Task description: Pick out all lines with the word "document" from the records that follow.

======== Data to use ========

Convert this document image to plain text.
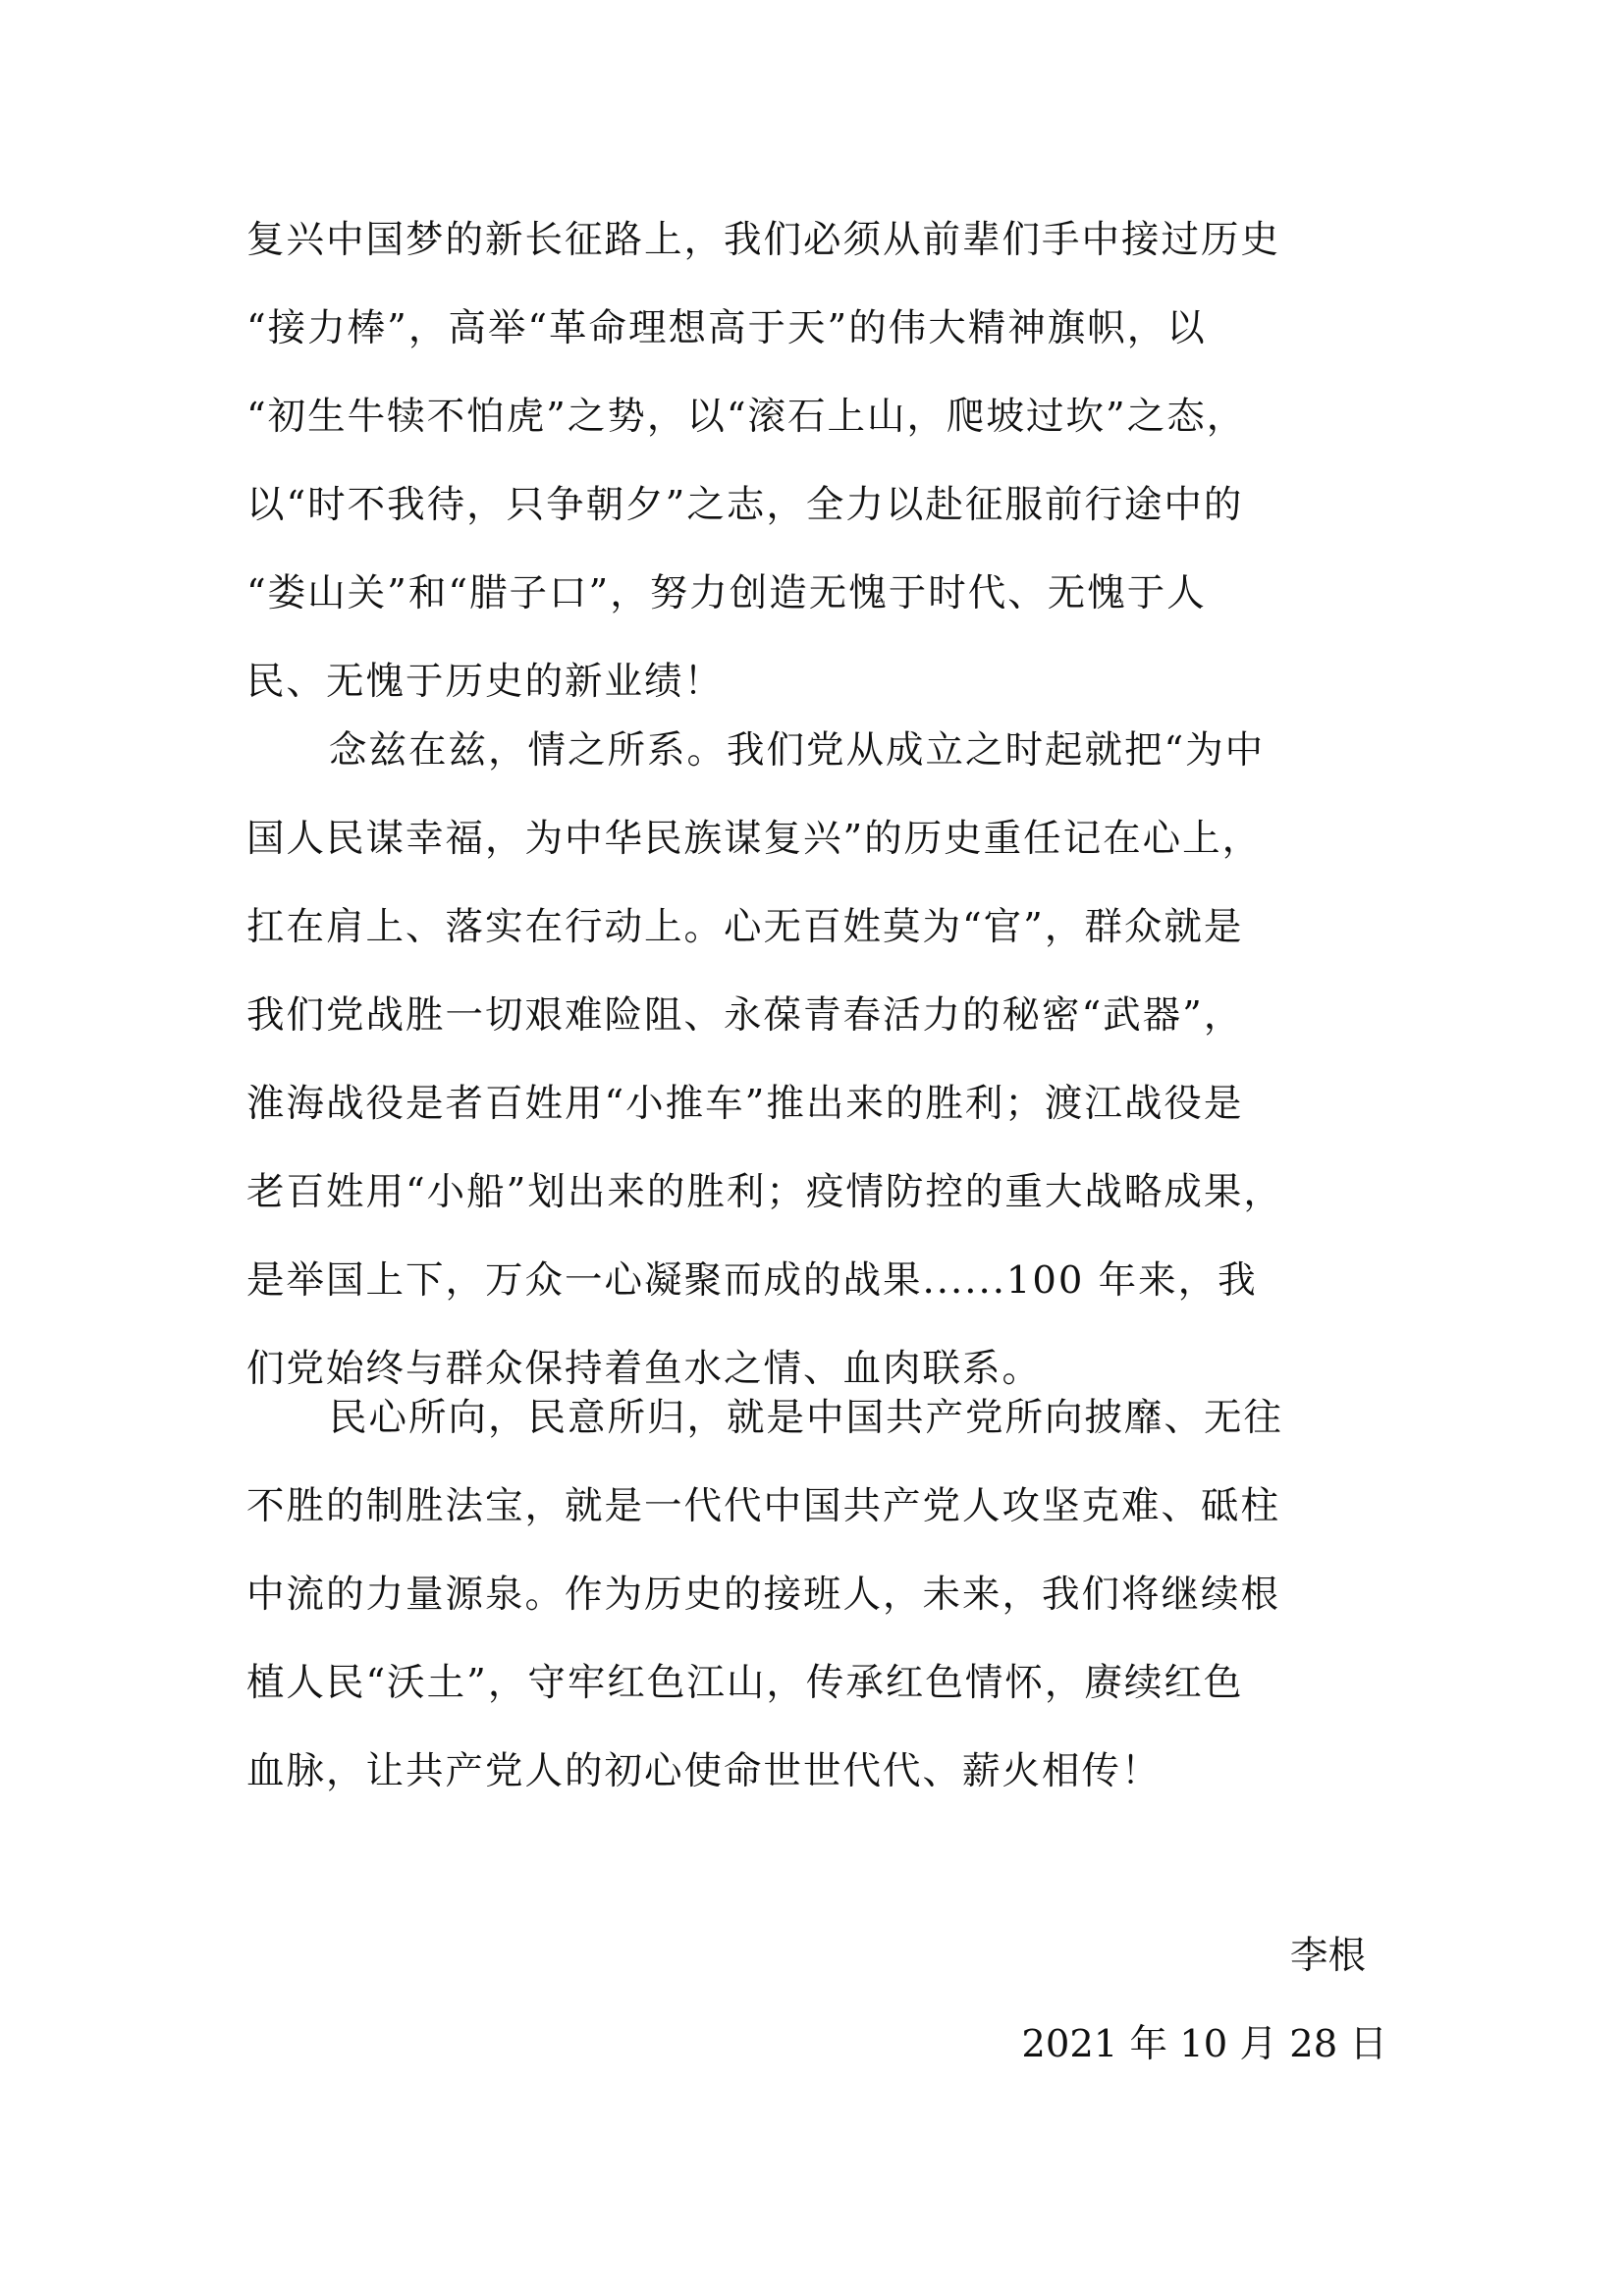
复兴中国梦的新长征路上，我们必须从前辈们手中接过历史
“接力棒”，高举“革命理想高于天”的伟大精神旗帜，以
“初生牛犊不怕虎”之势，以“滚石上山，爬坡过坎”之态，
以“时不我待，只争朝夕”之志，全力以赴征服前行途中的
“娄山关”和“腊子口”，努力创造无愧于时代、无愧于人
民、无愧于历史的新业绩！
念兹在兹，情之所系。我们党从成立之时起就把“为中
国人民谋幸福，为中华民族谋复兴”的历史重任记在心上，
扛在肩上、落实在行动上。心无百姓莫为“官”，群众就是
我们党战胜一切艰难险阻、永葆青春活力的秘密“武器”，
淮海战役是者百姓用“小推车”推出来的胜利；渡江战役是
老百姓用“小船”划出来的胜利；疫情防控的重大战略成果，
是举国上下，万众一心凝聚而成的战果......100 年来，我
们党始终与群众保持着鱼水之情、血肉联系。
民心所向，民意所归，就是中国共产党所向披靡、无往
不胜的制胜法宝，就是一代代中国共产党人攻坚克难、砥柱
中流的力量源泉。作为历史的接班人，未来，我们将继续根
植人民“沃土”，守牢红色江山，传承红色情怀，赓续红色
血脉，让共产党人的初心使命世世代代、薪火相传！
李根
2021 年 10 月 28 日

========
======== Data to use ========

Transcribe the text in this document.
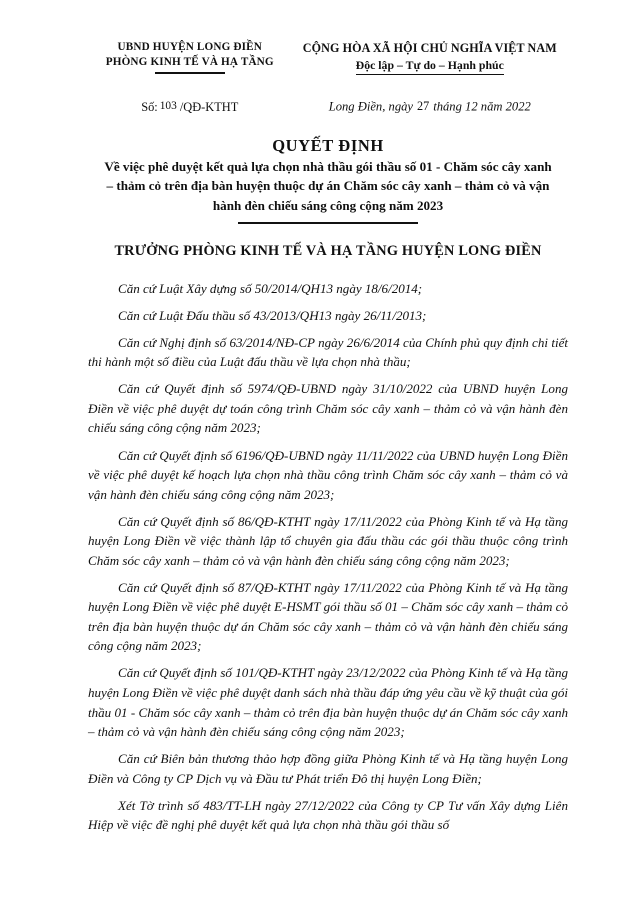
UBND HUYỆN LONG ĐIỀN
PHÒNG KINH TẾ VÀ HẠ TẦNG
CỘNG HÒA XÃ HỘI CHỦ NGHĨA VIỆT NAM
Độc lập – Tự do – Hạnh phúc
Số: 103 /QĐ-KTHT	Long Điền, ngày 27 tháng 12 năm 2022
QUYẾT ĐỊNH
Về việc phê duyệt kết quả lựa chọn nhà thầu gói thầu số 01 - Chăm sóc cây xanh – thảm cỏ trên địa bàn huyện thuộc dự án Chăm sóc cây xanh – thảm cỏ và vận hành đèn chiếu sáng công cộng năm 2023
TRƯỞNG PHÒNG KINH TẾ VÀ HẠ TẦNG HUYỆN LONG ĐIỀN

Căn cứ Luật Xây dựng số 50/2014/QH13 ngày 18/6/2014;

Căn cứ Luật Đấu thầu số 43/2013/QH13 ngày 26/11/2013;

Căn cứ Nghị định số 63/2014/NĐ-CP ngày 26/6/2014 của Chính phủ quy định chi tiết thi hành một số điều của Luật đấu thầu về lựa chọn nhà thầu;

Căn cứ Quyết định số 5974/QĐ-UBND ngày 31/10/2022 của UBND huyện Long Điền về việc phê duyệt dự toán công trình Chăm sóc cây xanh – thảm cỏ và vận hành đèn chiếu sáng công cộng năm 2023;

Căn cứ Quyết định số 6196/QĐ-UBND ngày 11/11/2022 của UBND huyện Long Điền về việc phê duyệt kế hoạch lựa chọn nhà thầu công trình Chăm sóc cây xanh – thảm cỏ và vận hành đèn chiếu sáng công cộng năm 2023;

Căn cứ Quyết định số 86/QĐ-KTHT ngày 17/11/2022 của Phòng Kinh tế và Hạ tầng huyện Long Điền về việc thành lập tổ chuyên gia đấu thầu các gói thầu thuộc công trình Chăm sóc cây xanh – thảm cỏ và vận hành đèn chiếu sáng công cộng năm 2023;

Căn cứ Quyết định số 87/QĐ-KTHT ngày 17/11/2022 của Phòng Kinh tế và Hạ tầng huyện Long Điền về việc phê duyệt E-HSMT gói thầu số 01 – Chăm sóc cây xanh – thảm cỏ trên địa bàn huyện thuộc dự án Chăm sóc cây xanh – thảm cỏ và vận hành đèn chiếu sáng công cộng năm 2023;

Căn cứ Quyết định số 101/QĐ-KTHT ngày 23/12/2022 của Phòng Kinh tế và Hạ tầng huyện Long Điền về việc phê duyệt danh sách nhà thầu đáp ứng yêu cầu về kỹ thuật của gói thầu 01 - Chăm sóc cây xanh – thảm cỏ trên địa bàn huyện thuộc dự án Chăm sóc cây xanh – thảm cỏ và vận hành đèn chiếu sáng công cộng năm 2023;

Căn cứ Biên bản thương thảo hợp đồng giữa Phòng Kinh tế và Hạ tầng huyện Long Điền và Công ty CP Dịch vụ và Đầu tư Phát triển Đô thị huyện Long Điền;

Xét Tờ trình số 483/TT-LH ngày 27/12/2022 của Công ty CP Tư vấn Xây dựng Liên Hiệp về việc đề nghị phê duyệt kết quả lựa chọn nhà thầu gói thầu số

========

Answer to the exercise:
Convert this document image to plain text.
Transcribe the text in this document.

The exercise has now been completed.